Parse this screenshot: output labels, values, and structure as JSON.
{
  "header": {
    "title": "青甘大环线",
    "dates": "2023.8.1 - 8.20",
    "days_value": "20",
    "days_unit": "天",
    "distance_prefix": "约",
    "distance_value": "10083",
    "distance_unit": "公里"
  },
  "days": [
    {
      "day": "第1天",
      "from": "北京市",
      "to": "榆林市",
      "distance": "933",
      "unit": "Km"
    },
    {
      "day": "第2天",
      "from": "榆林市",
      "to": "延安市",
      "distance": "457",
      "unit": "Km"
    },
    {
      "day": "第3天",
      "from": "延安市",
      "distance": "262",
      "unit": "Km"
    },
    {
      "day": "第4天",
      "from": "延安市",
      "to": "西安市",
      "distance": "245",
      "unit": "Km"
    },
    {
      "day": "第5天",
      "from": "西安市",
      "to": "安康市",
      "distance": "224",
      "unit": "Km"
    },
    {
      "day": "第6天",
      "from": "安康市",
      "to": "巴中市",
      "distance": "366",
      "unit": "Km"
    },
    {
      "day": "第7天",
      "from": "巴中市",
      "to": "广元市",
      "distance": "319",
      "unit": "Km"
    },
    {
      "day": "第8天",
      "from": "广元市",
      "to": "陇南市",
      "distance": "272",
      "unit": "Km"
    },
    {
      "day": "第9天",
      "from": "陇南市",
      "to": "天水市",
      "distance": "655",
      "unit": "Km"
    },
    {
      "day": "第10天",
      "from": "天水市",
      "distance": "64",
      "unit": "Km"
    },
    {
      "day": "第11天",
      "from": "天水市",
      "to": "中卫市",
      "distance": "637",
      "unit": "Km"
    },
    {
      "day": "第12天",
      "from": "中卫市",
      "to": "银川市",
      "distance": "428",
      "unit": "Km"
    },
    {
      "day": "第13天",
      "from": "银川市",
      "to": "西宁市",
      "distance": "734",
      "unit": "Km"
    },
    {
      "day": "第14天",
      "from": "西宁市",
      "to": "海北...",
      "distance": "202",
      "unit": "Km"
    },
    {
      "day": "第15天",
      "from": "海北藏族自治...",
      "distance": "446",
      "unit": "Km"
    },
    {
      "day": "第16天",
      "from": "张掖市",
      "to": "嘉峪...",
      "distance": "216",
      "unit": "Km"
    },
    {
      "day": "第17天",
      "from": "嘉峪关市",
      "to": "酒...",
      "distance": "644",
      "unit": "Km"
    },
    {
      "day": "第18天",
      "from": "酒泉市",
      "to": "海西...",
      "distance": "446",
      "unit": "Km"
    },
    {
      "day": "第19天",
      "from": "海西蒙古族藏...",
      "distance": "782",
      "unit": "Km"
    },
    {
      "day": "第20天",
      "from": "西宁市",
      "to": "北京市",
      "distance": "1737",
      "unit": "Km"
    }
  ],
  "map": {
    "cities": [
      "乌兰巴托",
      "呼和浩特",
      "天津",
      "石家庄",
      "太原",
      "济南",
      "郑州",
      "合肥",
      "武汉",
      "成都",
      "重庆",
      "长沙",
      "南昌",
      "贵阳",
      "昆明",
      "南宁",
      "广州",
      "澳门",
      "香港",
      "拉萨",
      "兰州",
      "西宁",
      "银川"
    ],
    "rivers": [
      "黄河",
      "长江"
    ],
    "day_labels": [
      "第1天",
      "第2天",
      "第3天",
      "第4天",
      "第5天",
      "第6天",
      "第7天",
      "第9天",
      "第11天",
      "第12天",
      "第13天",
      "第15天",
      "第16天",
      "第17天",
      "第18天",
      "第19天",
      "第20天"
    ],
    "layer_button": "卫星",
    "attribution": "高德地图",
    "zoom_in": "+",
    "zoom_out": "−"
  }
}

_TASK BRIEF_.
Quote all of the entries exactly as they appear.

_COMPLETED EXERCISE_.
Parse this screenshot: output labels, values, and structure as JSON.
{
  "header": {
    "title": "青甘大环线",
    "dates": "2023.8.1 - 8.20",
    "days_value": "20",
    "days_unit": "天",
    "distance_prefix": "约",
    "distance_value": "10083",
    "distance_unit": "公里"
  },
  "days": [
    {
      "day": "第1天",
      "from": "北京市",
      "to": "榆林市",
      "distance": "933",
      "unit": "Km"
    },
    {
      "day": "第2天",
      "from": "榆林市",
      "to": "延安市",
      "distance": "457",
      "unit": "Km"
    },
    {
      "day": "第3天",
      "from": "延安市",
      "distance": "262",
      "unit": "Km"
    },
    {
      "day": "第4天",
      "from": "延安市",
      "to": "西安市",
      "distance": "245",
      "unit": "Km"
    },
    {
      "day": "第5天",
      "from": "西安市",
      "to": "安康市",
      "distance": "224",
      "unit": "Km"
    },
    {
      "day": "第6天",
      "from": "安康市",
      "to": "巴中市",
      "distance": "366",
      "unit": "Km"
    },
    {
      "day": "第7天",
      "from": "巴中市",
      "to": "广元市",
      "distance": "319",
      "unit": "Km"
    },
    {
      "day": "第8天",
      "from": "广元市",
      "to": "陇南市",
      "distance": "272",
      "unit": "Km"
    },
    {
      "day": "第9天",
      "from": "陇南市",
      "to": "天水市",
      "distance": "655",
      "unit": "Km"
    },
    {
      "day": "第10天",
      "from": "天水市",
      "distance": "64",
      "unit": "Km"
    },
    {
      "day": "第11天",
      "from": "天水市",
      "to": "中卫市",
      "distance": "637",
      "unit": "Km"
    },
    {
      "day": "第12天",
      "from": "中卫市",
      "to": "银川市",
      "distance": "428",
      "unit": "Km"
    },
    {
      "day": "第13天",
      "from": "银川市",
      "to": "西宁市",
      "distance": "734",
      "unit": "Km"
    },
    {
      "day": "第14天",
      "from": "西宁市",
      "to": "海北...",
      "distance": "202",
      "unit": "Km"
    },
    {
      "day": "第15天",
      "from": "海北藏族自治...",
      "distance": "446",
      "unit": "Km"
    },
    {
      "day": "第16天",
      "from": "张掖市",
      "to": "嘉峪...",
      "distance": "216",
      "unit": "Km"
    },
    {
      "day": "第17天",
      "from": "嘉峪关市",
      "to": "酒...",
      "distance": "644",
      "unit": "Km"
    },
    {
      "day": "第18天",
      "from": "酒泉市",
      "to": "海西...",
      "distance": "446",
      "unit": "Km"
    },
    {
      "day": "第19天",
      "from": "海西蒙古族藏...",
      "distance": "782",
      "unit": "Km"
    },
    {
      "day": "第20天",
      "from": "西宁市",
      "to": "北京市",
      "distance": "1737",
      "unit": "Km"
    }
  ],
  "map": {
    "cities": [
      "乌兰巴托",
      "呼和浩特",
      "天津",
      "石家庄",
      "太原",
      "济南",
      "郑州",
      "合肥",
      "武汉",
      "成都",
      "重庆",
      "长沙",
      "南昌",
      "贵阳",
      "昆明",
      "南宁",
      "广州",
      "澳门",
      "香港",
      "拉萨",
      "兰州",
      "西宁",
      "银川"
    ],
    "rivers": [
      "黄河",
      "长江"
    ],
    "day_labels": [
      "第1天",
      "第2天",
      "第3天",
      "第4天",
      "第5天",
      "第6天",
      "第7天",
      "第9天",
      "第11天",
      "第12天",
      "第13天",
      "第15天",
      "第16天",
      "第17天",
      "第18天",
      "第19天",
      "第20天"
    ],
    "layer_button": "卫星",
    "attribution": "高德地图",
    "zoom_in": "+",
    "zoom_out": "−"
  }
}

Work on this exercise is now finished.